Start of Data provided

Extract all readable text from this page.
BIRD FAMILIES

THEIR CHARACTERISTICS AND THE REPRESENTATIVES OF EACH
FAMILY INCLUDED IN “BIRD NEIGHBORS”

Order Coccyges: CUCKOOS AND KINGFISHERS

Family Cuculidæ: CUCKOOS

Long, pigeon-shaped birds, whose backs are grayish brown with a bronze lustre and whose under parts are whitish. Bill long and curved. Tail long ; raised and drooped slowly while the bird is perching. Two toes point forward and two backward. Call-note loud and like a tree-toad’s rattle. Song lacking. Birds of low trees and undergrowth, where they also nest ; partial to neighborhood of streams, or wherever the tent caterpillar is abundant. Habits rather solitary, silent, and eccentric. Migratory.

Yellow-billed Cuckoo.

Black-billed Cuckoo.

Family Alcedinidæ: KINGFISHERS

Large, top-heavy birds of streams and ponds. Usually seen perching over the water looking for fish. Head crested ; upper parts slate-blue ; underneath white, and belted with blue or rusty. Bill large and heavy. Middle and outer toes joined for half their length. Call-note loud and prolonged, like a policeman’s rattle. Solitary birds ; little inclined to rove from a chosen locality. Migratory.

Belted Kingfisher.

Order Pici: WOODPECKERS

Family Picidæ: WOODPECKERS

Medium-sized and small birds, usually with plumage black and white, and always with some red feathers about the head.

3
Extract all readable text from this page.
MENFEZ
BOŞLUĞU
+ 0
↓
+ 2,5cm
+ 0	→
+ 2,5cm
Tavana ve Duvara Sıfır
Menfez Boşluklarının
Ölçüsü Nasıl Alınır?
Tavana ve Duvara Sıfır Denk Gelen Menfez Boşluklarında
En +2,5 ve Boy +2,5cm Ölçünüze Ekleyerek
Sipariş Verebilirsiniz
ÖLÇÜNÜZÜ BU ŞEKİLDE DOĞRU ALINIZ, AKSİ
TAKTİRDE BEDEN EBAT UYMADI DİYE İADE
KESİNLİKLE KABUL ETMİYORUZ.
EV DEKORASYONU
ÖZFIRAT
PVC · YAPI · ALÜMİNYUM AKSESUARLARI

End of Data provided

Problem to work on: Your task is to output the full set of records exactly as presented.

Full answer:
Extract all readable text from this page.
BIRD FAMILIES

THEIR CHARACTERISTICS AND THE REPRESENTATIVES OF EACH
FAMILY INCLUDED IN “BIRD NEIGHBORS”

Order Coccyges: CUCKOOS AND KINGFISHERS

Family Cuculidæ: CUCKOOS

Long, pigeon-shaped birds, whose backs are grayish brown with a bronze lustre and whose under parts are whitish. Bill long and curved. Tail long ; raised and drooped slowly while the bird is perching. Two toes point forward and two backward. Call-note loud and like a tree-toad’s rattle. Song lacking. Birds of low trees and undergrowth, where they also nest ; partial to neighborhood of streams, or wherever the tent caterpillar is abundant. Habits rather solitary, silent, and eccentric. Migratory.

Yellow-billed Cuckoo.

Black-billed Cuckoo.

Family Alcedinidæ: KINGFISHERS

Large, top-heavy birds of streams and ponds. Usually seen perching over the water looking for fish. Head crested ; upper parts slate-blue ; underneath white, and belted with blue or rusty. Bill large and heavy. Middle and outer toes joined for half their length. Call-note loud and prolonged, like a policeman’s rattle. Solitary birds ; little inclined to rove from a chosen locality. Migratory.

Belted Kingfisher.

Order Pici: WOODPECKERS

Family Picidæ: WOODPECKERS

Medium-sized and small birds, usually with plumage black and white, and always with some red feathers about the head.

3
Extract all readable text from this page.
MENFEZ
BOŞLUĞU
+ 0
↓
+ 2,5cm
+ 0	→
+ 2,5cm
Tavana ve Duvara Sıfır
Menfez Boşluklarının
Ölçüsü Nasıl Alınır?
Tavana ve Duvara Sıfır Denk Gelen Menfez Boşluklarında
En +2,5 ve Boy +2,5cm Ölçünüze Ekleyerek
Sipariş Verebilirsiniz
ÖLÇÜNÜZÜ BU ŞEKİLDE DOĞRU ALINIZ, AKSİ
TAKTİRDE BEDEN EBAT UYMADI DİYE İADE
KESİNLİKLE KABUL ETMİYORUZ.
EV DEKORASYONU
ÖZFIRAT
PVC · YAPI · ALÜMİNYUM AKSESUARLARI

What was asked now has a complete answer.